▶ **Objective**:
Identify the lines that contain the word "this", then copy them.

▶ **A run of records**:

— begin —

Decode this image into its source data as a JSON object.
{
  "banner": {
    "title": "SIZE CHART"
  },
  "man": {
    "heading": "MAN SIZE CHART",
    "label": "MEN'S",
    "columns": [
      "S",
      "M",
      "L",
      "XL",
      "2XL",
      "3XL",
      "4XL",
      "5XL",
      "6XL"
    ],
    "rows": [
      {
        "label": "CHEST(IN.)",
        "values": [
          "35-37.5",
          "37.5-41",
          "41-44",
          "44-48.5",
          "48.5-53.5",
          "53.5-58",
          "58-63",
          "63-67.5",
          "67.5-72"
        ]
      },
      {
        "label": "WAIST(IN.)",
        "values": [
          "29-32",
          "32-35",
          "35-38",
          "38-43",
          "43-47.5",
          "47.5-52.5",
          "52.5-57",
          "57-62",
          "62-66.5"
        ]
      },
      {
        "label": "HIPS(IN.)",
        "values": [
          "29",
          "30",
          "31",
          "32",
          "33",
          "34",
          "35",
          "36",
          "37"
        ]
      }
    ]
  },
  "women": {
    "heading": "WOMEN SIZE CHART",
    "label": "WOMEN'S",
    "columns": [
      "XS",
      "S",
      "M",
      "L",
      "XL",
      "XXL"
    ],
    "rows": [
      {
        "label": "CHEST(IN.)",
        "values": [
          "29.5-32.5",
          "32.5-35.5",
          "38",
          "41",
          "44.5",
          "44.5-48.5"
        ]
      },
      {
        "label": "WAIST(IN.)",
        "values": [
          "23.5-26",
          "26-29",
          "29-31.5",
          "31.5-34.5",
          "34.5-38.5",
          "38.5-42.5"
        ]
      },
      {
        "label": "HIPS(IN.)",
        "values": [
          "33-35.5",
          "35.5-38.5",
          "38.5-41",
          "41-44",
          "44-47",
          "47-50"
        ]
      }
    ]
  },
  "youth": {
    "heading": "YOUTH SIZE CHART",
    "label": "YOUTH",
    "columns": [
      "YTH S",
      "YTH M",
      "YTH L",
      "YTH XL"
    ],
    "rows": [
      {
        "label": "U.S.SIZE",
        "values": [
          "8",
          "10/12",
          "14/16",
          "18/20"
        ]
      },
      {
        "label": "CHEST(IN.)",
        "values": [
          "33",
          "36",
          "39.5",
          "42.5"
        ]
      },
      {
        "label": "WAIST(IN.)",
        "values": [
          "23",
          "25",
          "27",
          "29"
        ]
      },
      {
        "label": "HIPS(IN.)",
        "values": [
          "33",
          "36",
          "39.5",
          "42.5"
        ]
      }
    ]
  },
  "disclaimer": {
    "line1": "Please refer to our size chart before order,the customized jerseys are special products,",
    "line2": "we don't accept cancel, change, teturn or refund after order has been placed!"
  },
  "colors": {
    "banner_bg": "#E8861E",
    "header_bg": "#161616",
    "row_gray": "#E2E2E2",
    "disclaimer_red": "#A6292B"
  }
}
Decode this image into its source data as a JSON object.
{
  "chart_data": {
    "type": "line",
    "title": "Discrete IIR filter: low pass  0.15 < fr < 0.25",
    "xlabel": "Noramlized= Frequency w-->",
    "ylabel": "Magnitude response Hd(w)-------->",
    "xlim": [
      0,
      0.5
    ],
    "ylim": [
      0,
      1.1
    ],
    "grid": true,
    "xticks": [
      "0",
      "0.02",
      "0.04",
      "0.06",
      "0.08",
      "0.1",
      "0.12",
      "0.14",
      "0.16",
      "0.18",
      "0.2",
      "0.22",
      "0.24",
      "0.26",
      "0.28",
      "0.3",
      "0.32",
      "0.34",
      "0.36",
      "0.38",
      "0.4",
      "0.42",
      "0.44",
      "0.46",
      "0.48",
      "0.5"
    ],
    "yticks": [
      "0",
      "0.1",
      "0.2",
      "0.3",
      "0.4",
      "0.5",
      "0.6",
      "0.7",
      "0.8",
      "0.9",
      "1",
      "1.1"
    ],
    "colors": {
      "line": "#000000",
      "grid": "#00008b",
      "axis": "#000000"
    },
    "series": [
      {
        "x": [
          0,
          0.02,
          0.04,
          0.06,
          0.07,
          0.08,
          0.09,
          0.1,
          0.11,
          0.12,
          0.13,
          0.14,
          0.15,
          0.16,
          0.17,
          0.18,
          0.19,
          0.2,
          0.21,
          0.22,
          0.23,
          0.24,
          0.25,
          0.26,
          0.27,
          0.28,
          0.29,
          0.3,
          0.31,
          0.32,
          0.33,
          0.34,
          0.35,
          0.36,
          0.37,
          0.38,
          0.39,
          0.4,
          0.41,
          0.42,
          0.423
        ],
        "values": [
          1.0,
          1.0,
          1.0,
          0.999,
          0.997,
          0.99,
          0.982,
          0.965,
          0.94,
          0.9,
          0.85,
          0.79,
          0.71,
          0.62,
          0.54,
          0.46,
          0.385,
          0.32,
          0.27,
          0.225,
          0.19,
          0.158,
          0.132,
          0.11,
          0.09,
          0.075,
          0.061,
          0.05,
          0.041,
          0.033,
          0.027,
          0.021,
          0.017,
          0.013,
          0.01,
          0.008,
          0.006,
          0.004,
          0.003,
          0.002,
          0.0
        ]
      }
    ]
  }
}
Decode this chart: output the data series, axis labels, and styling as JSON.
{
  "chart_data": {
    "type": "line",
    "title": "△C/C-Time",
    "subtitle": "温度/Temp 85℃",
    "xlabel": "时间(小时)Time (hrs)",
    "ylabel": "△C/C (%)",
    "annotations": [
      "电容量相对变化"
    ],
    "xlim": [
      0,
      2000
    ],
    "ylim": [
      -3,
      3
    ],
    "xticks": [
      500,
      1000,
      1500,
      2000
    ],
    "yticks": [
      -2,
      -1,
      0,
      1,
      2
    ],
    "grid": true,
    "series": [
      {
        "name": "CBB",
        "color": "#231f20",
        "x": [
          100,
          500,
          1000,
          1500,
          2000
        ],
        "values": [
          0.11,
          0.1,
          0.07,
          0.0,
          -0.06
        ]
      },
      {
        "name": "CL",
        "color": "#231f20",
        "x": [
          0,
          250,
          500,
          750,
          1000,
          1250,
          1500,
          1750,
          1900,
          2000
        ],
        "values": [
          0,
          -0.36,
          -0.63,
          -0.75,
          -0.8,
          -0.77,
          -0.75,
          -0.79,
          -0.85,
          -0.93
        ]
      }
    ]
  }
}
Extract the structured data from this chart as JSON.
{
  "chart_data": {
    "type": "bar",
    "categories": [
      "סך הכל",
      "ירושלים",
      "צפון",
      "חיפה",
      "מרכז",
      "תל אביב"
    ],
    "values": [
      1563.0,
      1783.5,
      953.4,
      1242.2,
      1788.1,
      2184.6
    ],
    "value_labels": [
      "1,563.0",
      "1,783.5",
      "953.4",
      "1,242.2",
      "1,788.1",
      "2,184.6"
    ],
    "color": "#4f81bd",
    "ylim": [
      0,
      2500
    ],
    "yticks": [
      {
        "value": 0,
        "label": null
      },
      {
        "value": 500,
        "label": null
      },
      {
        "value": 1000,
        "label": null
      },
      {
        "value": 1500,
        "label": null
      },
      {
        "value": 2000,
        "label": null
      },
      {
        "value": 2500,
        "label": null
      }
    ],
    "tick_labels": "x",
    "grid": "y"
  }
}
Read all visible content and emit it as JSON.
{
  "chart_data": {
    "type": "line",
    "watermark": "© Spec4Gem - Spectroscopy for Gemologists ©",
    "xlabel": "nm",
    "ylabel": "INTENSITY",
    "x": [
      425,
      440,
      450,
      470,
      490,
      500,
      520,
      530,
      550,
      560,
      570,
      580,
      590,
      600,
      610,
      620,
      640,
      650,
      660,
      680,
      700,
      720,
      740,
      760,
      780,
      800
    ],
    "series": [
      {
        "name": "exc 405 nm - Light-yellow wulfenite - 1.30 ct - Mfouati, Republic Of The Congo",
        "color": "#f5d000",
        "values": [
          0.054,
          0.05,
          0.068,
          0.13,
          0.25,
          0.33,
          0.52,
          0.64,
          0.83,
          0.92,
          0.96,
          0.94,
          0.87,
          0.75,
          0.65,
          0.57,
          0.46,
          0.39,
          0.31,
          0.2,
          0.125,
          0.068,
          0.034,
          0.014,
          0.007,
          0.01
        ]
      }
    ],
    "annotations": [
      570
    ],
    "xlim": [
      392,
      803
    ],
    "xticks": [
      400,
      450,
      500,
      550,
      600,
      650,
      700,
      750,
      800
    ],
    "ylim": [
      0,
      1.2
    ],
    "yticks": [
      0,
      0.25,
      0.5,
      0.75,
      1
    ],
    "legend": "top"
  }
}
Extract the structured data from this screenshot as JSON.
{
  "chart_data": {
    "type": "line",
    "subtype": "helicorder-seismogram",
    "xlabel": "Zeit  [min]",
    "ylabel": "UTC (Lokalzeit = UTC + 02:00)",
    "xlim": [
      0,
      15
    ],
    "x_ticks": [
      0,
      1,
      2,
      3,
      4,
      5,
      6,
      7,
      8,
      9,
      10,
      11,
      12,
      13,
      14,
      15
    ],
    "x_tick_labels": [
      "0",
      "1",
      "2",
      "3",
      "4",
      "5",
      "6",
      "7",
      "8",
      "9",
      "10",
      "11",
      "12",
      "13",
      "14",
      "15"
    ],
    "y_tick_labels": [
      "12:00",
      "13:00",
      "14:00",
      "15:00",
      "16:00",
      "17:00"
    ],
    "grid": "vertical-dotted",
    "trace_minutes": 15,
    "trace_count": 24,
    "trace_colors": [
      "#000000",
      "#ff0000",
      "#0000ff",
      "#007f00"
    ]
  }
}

— end —

▶ **Answer to the exercise**:
Decode this image into its source data as a JSON object.
Decode this image into its source data as a JSON object.
Decode this chart: output the data series, axis labels, and styling as JSON.
Extract the structured data from this chart as JSON.
Extract the structured data from this screenshot as JSON.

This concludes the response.